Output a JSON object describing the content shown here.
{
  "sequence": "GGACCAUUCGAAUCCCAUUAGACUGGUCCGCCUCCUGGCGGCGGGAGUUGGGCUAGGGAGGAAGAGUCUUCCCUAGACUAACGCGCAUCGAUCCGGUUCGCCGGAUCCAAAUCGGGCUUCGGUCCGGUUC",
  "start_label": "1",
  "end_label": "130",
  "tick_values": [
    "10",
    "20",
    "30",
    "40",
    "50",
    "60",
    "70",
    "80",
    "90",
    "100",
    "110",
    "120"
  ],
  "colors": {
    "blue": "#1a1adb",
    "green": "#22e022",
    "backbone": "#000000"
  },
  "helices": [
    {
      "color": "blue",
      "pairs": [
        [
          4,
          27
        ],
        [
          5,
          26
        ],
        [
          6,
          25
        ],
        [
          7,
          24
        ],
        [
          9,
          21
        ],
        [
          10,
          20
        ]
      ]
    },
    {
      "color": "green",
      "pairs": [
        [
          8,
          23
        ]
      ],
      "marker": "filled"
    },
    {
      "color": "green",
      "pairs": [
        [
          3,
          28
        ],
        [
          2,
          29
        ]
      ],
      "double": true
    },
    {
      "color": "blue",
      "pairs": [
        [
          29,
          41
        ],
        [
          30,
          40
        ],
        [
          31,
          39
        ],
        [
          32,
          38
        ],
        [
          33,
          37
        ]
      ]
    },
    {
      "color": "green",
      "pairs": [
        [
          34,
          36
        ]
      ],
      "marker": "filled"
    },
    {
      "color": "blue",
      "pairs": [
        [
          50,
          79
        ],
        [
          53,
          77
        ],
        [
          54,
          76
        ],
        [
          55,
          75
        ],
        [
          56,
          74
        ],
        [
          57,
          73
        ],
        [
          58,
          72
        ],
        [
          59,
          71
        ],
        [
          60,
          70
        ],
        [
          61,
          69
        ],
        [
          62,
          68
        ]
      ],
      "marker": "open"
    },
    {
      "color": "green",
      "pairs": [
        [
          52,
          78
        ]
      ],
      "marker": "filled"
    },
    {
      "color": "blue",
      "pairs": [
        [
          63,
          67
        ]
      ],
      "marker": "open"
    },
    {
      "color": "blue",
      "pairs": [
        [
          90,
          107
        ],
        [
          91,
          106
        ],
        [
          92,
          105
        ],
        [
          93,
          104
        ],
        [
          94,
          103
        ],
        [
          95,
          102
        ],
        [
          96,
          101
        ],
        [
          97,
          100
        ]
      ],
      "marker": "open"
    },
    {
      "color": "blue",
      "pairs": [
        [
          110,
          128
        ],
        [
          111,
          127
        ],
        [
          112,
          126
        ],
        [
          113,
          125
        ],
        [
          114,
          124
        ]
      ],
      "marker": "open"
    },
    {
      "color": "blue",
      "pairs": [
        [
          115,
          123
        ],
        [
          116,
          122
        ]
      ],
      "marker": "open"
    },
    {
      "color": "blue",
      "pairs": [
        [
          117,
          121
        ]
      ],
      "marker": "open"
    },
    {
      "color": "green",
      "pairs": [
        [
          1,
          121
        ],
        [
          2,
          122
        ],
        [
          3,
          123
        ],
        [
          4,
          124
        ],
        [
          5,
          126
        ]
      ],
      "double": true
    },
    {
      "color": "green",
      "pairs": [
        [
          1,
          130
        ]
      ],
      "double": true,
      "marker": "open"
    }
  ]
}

## Exercise aim
Write out the entries above word for word.

## Solution for this task
Output a JSON object describing the content shown here.
{
  "sequence": "GGACCAUUCGAAUCCCAUUAGACUGGUCCGCCUCCUGGCGGCGGGAGUUGGGCUAGGGAGGAAGAGUCUUCCCUAGACUAACGCGCAUCGAUCCGGUUCGCCGGAUCCAAAUCGGGCUUCGGUCCGGUUC",
  "start_label": "1",
  "end_label": "130",
  "tick_values": [
    "10",
    "20",
    "30",
    "40",
    "50",
    "60",
    "70",
    "80",
    "90",
    "100",
    "110",
    "120"
  ],
  "colors": {
    "blue": "#1a1adb",
    "green": "#22e022",
    "backbone": "#000000"
  },
  "helices": [
    {
      "color": "blue",
      "pairs": [
        [
          4,
          27
        ],
        [
          5,
          26
        ],
        [
          6,
          25
        ],
        [
          7,
          24
        ],
        [
          9,
          21
        ],
        [
          10,
          20
        ]
      ]
    },
    {
      "color": "green",
      "pairs": [
        [
          8,
          23
        ]
      ],
      "marker": "filled"
    },
    {
      "color": "green",
      "pairs": [
        [
          3,
          28
        ],
        [
          2,
          29
        ]
      ],
      "double": true
    },
    {
      "color": "blue",
      "pairs": [
        [
          29,
          41
        ],
        [
          30,
          40
        ],
        [
          31,
          39
        ],
        [
          32,
          38
        ],
        [
          33,
          37
        ]
      ]
    },
    {
      "color": "green",
      "pairs": [
        [
          34,
          36
        ]
      ],
      "marker": "filled"
    },
    {
      "color": "blue",
      "pairs": [
        [
          50,
          79
        ],
        [
          53,
          77
        ],
        [
          54,
          76
        ],
        [
          55,
          75
        ],
        [
          56,
          74
        ],
        [
          57,
          73
        ],
        [
          58,
          72
        ],
        [
          59,
          71
        ],
        [
          60,
          70
        ],
        [
          61,
          69
        ],
        [
          62,
          68
        ]
      ],
      "marker": "open"
    },
    {
      "color": "green",
      "pairs": [
        [
          52,
          78
        ]
      ],
      "marker": "filled"
    },
    {
      "color": "blue",
      "pairs": [
        [
          63,
          67
        ]
      ],
      "marker": "open"
    },
    {
      "color": "blue",
      "pairs": [
        [
          90,
          107
        ],
        [
          91,
          106
        ],
        [
          92,
          105
        ],
        [
          93,
          104
        ],
        [
          94,
          103
        ],
        [
          95,
          102
        ],
        [
          96,
          101
        ],
        [
          97,
          100
        ]
      ],
      "marker": "open"
    },
    {
      "color": "blue",
      "pairs": [
        [
          110,
          128
        ],
        [
          111,
          127
        ],
        [
          112,
          126
        ],
        [
          113,
          125
        ],
        [
          114,
          124
        ]
      ],
      "marker": "open"
    },
    {
      "color": "blue",
      "pairs": [
        [
          115,
          123
        ],
        [
          116,
          122
        ]
      ],
      "marker": "open"
    },
    {
      "color": "blue",
      "pairs": [
        [
          117,
          121
        ]
      ],
      "marker": "open"
    },
    {
      "color": "green",
      "pairs": [
        [
          1,
          121
        ],
        [
          2,
          122
        ],
        [
          3,
          123
        ],
        [
          4,
          124
        ],
        [
          5,
          126
        ]
      ],
      "double": true
    },
    {
      "color": "green",
      "pairs": [
        [
          1,
          130
        ]
      ],
      "double": true,
      "marker": "open"
    }
  ]
}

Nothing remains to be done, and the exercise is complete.